▸ Prompt
Transcribe the whole listing without a single picture.

[Stored data]
"""
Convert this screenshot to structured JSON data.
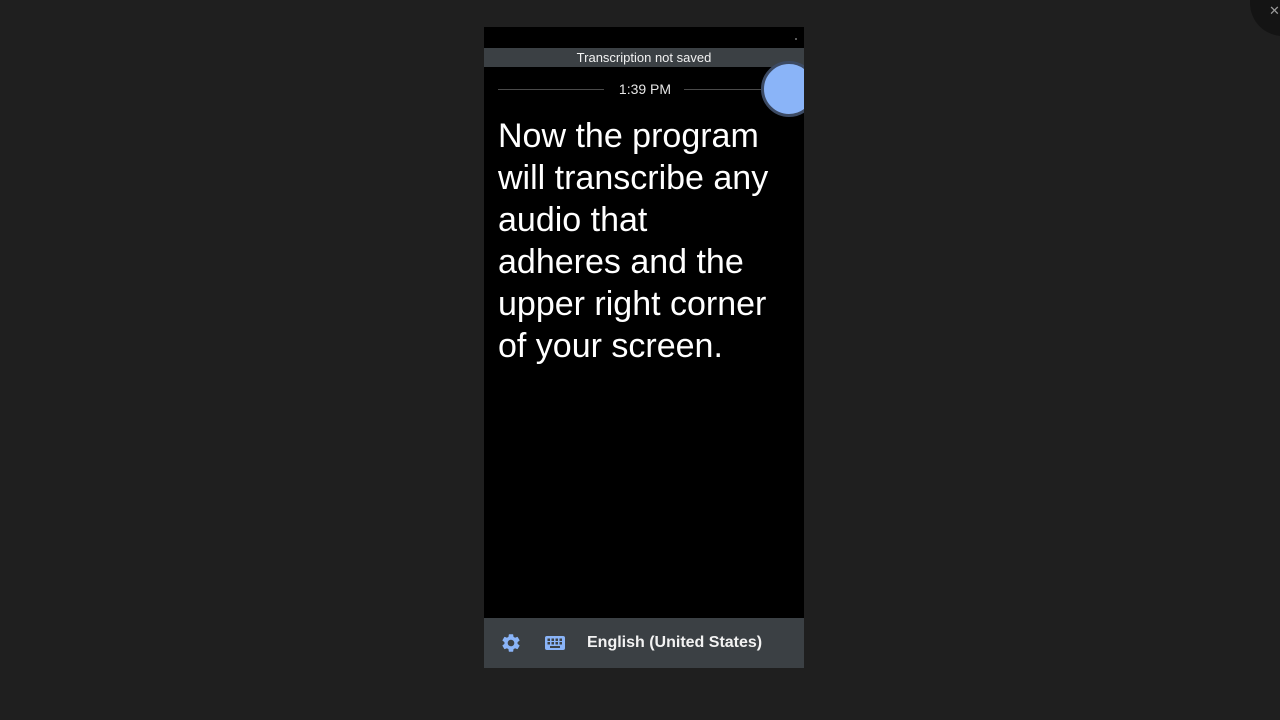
{
  "window": {
    "close_glyph": "✕"
  },
  "app": {
    "banner": "Transcription not saved",
    "time": "1:39 PM",
    "transcript": "Now the program\nwill transcribe any\naudio that\nadheres and the\nupper right corner\nof your screen.",
    "language": "English (United States)",
    "icons": {
      "settings": "gear-icon",
      "keyboard": "keyboard-icon",
      "mic": "listening-indicator"
    },
    "colors": {
      "accent": "#8ab4f8",
      "bar": "#3b4044",
      "background": "#000000"
    }
  }
}
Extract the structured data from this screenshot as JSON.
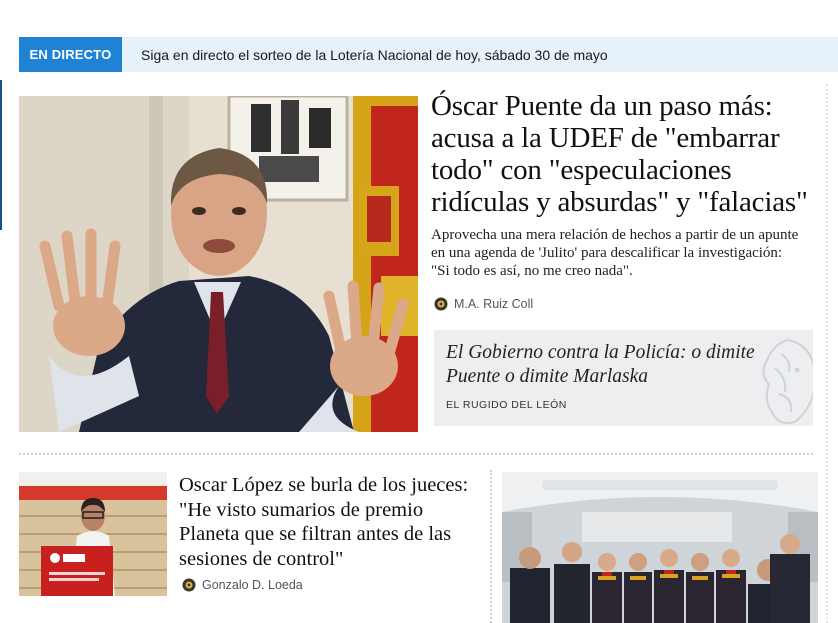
"""
▸ Written solution
Convert this screenshot to structured JSON data.
{
  "window": {
    "close_glyph": "✕"
  },
  "app": {
    "banner": "Transcription not saved",
    "time": "1:39 PM",
    "transcript": "Now the program\nwill transcribe any\naudio that\nadheres and the\nupper right corner\nof your screen.",
    "language": "English (United States)",
    "icons": {
      "settings": "gear-icon",
      "keyboard": "keyboard-icon",
      "mic": "listening-indicator"
    },
    "colors": {
      "accent": "#8ab4f8",
      "bar": "#3b4044",
      "background": "#000000"
    }
  }
}
Extract the structured data from this screenshot as JSON.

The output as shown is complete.